[Data records]
** start **

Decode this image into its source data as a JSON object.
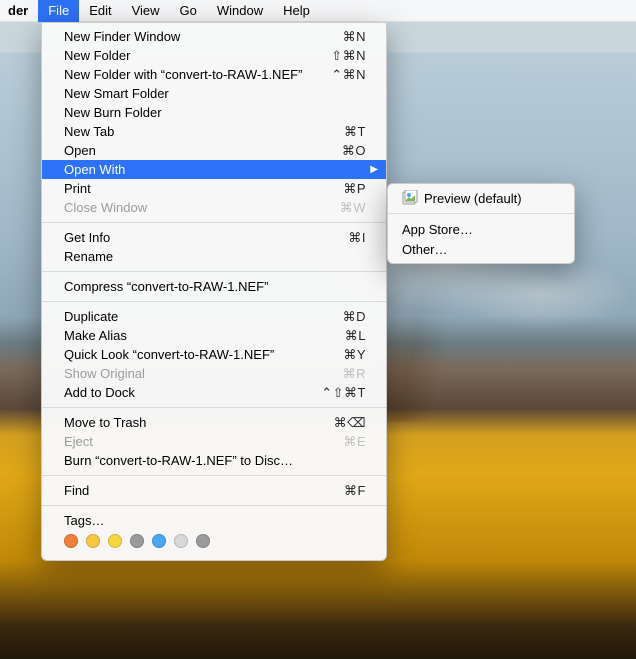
{
  "menubar": {
    "app": "der",
    "items": [
      "File",
      "Edit",
      "View",
      "Go",
      "Window",
      "Help"
    ],
    "activeIndex": 0
  },
  "fileMenu": {
    "groups": [
      [
        {
          "label": "New Finder Window",
          "shortcut": "⌘N"
        },
        {
          "label": "New Folder",
          "shortcut": "⇧⌘N"
        },
        {
          "label": "New Folder with “convert-to-RAW-1.NEF”",
          "shortcut": "⌃⌘N"
        },
        {
          "label": "New Smart Folder",
          "shortcut": ""
        },
        {
          "label": "New Burn Folder",
          "shortcut": ""
        },
        {
          "label": "New Tab",
          "shortcut": "⌘T"
        },
        {
          "label": "Open",
          "shortcut": "⌘O"
        },
        {
          "label": "Open With",
          "shortcut": "",
          "submenu": true,
          "highlight": true
        },
        {
          "label": "Print",
          "shortcut": "⌘P"
        },
        {
          "label": "Close Window",
          "shortcut": "⌘W",
          "disabled": true
        }
      ],
      [
        {
          "label": "Get Info",
          "shortcut": "⌘I"
        },
        {
          "label": "Rename",
          "shortcut": ""
        }
      ],
      [
        {
          "label": "Compress “convert-to-RAW-1.NEF”",
          "shortcut": ""
        }
      ],
      [
        {
          "label": "Duplicate",
          "shortcut": "⌘D"
        },
        {
          "label": "Make Alias",
          "shortcut": "⌘L"
        },
        {
          "label": "Quick Look “convert-to-RAW-1.NEF”",
          "shortcut": "⌘Y"
        },
        {
          "label": "Show Original",
          "shortcut": "⌘R",
          "disabled": true
        },
        {
          "label": "Add to Dock",
          "shortcut": "⌃⇧⌘T"
        }
      ],
      [
        {
          "label": "Move to Trash",
          "shortcut": "⌘⌫"
        },
        {
          "label": "Eject",
          "shortcut": "⌘E",
          "disabled": true
        },
        {
          "label": "Burn “convert-to-RAW-1.NEF” to Disc…",
          "shortcut": ""
        }
      ],
      [
        {
          "label": "Find",
          "shortcut": "⌘F"
        }
      ],
      [
        {
          "label": "Tags…",
          "shortcut": ""
        }
      ]
    ],
    "tagColors": [
      "#f27e3a",
      "#f5c742",
      "#f5d742",
      "#9a9a9a",
      "#4aa7f0",
      "#d8d8d8",
      "#9a9a9a"
    ]
  },
  "openWithSubmenu": {
    "items": [
      {
        "label": "Preview (default)",
        "icon": true
      },
      {
        "separator": true
      },
      {
        "label": "App Store…"
      },
      {
        "label": "Other…"
      }
    ]
  }
}
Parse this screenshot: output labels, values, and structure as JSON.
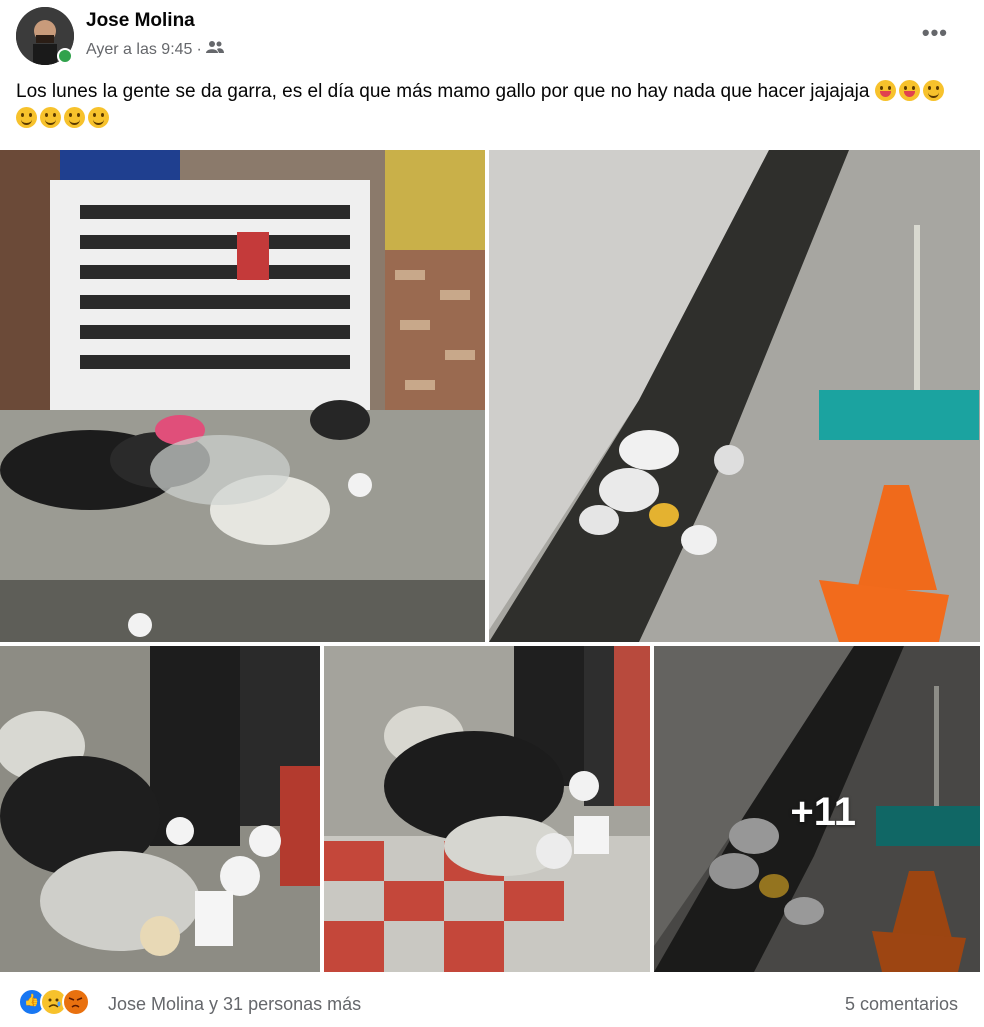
{
  "post": {
    "author": "Jose Molina",
    "timestamp": "Ayer a las 9:45",
    "separator": "·",
    "audience_icon": "friends-icon",
    "more_icon": "more-options-icon",
    "more_label": "•••",
    "text": "Los lunes la gente se da garra, es el día que más mamo gallo por que no hay nada que hacer jajajaja"
  },
  "gallery": {
    "extra_count": "+11"
  },
  "footer": {
    "reaction_icons": [
      "like-icon",
      "sad-icon",
      "angry-icon"
    ],
    "reactions_text": "Jose Molina y 31 personas más",
    "comments_text": "5 comentarios"
  },
  "colors": {
    "like": "#1877f2",
    "secondary_text": "#65676b",
    "online": "#31a24c"
  }
}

** end **

§ **SHORT PROBLEM**
Pick out the lines above containing the word "convert", then copy them.

§ **WRITTEN REPLY**
          "label": "New Folder with “convert-to-RAW-1.NEF”",
          "label": "Compress “convert-to-RAW-1.NEF”",
          "label": "Quick Look “convert-to-RAW-1.NEF”",
          "label": "Burn “convert-to-RAW-1.NEF” to Disc…",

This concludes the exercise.